Na minha experiência de leitor de poesia, e sempre que me ponho a reflectir sobre a natureza e os processos criativos que dão origem a poemas, fico sem fôlego ante o feitiço que certos poetas usam. Eles são capazes de associar determinadas palavras ou significações de uma maneira tão particular, cuja poesia daí resultante desperta em nós estados emocionais, de certo modo, inusitados.
Este livro é exemplo disso. O poeta Macvildo Bonde construiu-o com recurso a uma magia muito peculiar, uma técnica, quiçá, que advém das suas vivências, das suas leituras, das suas experiências emocionais, acabando numa poética que escorre, deslisa como um rio sem margens que o possam comprimir, que o possam aprisionar no seu leito, que o possam condicionar no seu deslizamento, até que o leitor se deixe levar com a liberdade das suas águas.
Os versos são soltos, isto é, a imagética é livre, desprendida, mas unificada e sequenciada. Digamos que os três subtítulos que compõem este livro – Terra, Luz e Noite –, constituem uma espécie de associação livre de imagens, de metáforas bem polidas, que obrigam o leitor a participar e a acompanhar a sucessão dessas imagens na tela de todo poema que constitui este livro. É um autêntico filme que se desenrola na memória do poeta e, através dele, embarcamos com o autor numa espécie de viagem onírica.
Esta poética remete-nos ainda à poesia concreta em que a imagem visual e a metáfora do poema vão evoluindo na mente de quem a consome, com a alma despojada de preconceitos de ordem lógico-metodológica. Vejamos então:
“terra, campo de batalha, resíduo sólido, areia, fim do cume, Kilimanjaro – olhos de Hemingway; pó: cabana de ébano, ossos raquíticos, na boca o abutre; uma girafa cai na fralda do gatilho.”
Esta sucessão da imagética continua se desenvolvendo, à medida que vamos lendo, até que nos arrebata com ela sem que nos tenha dado tempo suficiente para digerirmos o que acabamos de ingerir.
“Agito o braço, despacho a águia no horizonte, no livro uma veia desmaia, natureza morta;
absorvo a cor da chuva, voz silenciada ao entardecer.”
Como se pode depreender, o livro é uma viagem ao redor da Terra, à velocidade da Luz, com a cumplicidade da Noite. É uma viagem no espaço e no tempo, na simbologia das palavras e no fenómeno poético em si. É uma jornada ao centro dos elementos que compõem o próprio acto da criação:
“paladar com a fúria da sede;
regresso à Marselha, Cézanne esconde a paleta nos olhos de Hortense, uma criança chora no tecto do caixilho.”

#####

▶ _Tarefas a realizar_
1. Imprima, sem alterações, o trecho do texto sobre a poesia de Macvildo Bonde que começa nas palavras que contêm "Esta sucessão da" e para logo após "acabamos de ingerir.".
2. Dê a continuação do texto sobre o livro de poemas de Macvildo Bonde, a partir da última frase apresentada.

▶ _Linhas armazenadas_
#####

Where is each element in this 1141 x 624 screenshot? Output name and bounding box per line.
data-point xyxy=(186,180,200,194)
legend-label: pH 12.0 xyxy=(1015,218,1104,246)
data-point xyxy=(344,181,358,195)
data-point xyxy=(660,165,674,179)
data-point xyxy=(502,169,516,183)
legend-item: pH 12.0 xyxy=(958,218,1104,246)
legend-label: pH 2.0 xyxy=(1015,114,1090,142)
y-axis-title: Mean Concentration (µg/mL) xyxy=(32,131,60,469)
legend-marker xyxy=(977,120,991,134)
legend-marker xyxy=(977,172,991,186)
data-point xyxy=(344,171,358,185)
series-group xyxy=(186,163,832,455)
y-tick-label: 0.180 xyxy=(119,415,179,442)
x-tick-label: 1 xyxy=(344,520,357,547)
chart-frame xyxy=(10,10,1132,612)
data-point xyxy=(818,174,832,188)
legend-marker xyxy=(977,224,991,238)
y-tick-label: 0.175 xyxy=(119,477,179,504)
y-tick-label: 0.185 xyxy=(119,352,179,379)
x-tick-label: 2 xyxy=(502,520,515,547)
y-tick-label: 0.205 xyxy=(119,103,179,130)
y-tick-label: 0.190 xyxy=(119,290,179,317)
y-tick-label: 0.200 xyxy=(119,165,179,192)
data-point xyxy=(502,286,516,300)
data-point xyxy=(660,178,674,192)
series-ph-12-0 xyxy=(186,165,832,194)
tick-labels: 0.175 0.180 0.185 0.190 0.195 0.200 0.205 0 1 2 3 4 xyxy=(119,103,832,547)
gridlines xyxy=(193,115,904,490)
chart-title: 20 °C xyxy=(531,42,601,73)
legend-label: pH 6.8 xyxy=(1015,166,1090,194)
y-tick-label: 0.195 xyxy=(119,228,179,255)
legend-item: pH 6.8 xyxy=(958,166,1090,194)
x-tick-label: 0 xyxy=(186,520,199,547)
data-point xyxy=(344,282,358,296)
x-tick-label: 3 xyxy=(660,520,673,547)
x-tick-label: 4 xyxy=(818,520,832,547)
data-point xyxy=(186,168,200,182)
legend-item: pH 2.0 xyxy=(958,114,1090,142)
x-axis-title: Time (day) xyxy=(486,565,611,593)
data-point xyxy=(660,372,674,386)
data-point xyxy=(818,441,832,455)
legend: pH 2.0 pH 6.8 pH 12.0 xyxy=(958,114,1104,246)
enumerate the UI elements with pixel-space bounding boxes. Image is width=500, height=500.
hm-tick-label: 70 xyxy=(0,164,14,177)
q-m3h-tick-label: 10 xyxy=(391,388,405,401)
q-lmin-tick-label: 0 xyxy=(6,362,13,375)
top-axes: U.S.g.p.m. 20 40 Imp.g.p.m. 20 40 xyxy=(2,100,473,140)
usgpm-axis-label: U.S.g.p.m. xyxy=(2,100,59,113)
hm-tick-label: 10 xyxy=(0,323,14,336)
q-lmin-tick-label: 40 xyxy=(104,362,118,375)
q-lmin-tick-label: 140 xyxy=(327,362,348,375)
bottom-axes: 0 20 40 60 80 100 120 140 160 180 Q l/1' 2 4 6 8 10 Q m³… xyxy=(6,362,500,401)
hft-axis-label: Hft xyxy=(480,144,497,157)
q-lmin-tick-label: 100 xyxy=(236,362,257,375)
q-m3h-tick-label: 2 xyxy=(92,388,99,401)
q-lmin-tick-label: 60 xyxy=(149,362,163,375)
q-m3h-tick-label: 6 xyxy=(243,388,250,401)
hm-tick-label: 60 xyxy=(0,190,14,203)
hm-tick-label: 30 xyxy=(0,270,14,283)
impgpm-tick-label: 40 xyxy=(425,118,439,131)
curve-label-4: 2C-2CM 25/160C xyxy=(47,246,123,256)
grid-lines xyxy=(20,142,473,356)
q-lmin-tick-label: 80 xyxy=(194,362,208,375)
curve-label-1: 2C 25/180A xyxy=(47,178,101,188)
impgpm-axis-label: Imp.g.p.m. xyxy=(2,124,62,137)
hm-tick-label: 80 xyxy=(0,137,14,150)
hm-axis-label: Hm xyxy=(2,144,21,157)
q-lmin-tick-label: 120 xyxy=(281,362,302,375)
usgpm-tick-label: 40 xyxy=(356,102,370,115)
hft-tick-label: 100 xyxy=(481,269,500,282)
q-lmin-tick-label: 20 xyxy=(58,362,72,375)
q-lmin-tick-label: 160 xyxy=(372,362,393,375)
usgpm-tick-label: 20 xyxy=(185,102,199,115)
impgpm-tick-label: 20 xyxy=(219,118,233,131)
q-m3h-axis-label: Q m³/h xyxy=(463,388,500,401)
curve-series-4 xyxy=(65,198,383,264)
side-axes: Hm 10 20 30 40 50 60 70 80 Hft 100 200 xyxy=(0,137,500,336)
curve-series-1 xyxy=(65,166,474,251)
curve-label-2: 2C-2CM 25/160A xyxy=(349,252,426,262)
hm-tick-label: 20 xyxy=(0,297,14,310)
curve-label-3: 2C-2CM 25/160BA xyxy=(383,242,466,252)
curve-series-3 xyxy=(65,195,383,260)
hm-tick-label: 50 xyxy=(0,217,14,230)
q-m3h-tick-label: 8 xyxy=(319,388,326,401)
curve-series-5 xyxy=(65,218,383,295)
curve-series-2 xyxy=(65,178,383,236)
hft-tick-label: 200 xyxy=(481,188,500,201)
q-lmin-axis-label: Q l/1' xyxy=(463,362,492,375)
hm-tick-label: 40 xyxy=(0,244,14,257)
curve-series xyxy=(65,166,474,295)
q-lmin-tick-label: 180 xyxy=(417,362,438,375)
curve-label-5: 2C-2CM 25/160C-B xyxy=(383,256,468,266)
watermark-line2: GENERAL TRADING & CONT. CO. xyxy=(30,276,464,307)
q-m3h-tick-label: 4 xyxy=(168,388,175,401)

#####

▶ _Resultados_
1.
Esta sucessão da imagética continua se desenvolvendo, à medida que vamos lendo, até que nos arrebata com ela sem que nos tenha dado tempo suficiente para digerirmos o que acabamos de ingerir.

2.
Ou então,
“Corro dentro de mim, a terra habita a largura óssea, grito: fogo, uma alma entediada aprisiona a maçã do rosto; rio, sobras de lágrimas escorrem no vácuo, uma mesa dança ballet,”
Enquanto esta romaria prossegue, o poeta vai refletindo sobre a sua própria condição de operário da escrita:
“a literatura tem seus deuses; mudo é o poema envergonhado, trepadeiras calcando o rosto da água no espelho.
Quem sustém o bordão da vaidade, enterra o egoísmo nos cómodos do coração, regresso à pedra, uma linguagem chega sem artifícios à porta temporal;”
Como sempre toda a viagem causa cansaço. Por isso, o poeta suspende-a por alguns instantes. Ele quer repousar na exaustão do próprio movimento, ao mesmo tempo que se interroga:
“Abro as cores da noite e pinto uma vogal na língua. Ressono agora solitário, abro a porta onde repouso metade da preguiça. Esvazio a máscara, uma pastilha amordaça a esfinge, então, reparo que já não brinco com os silêncios; enterro a fadiga nos olhos?”
Mas também o repouso não é o fim da viagem, por conseguinte o poeta retoma a sua peregrinação:
“Pinto o lápis nocturno…
olhar da terra húmida;
risco a lua com um berro;
fui monge nas tardes de domingo; minha sina reencontra o sono.”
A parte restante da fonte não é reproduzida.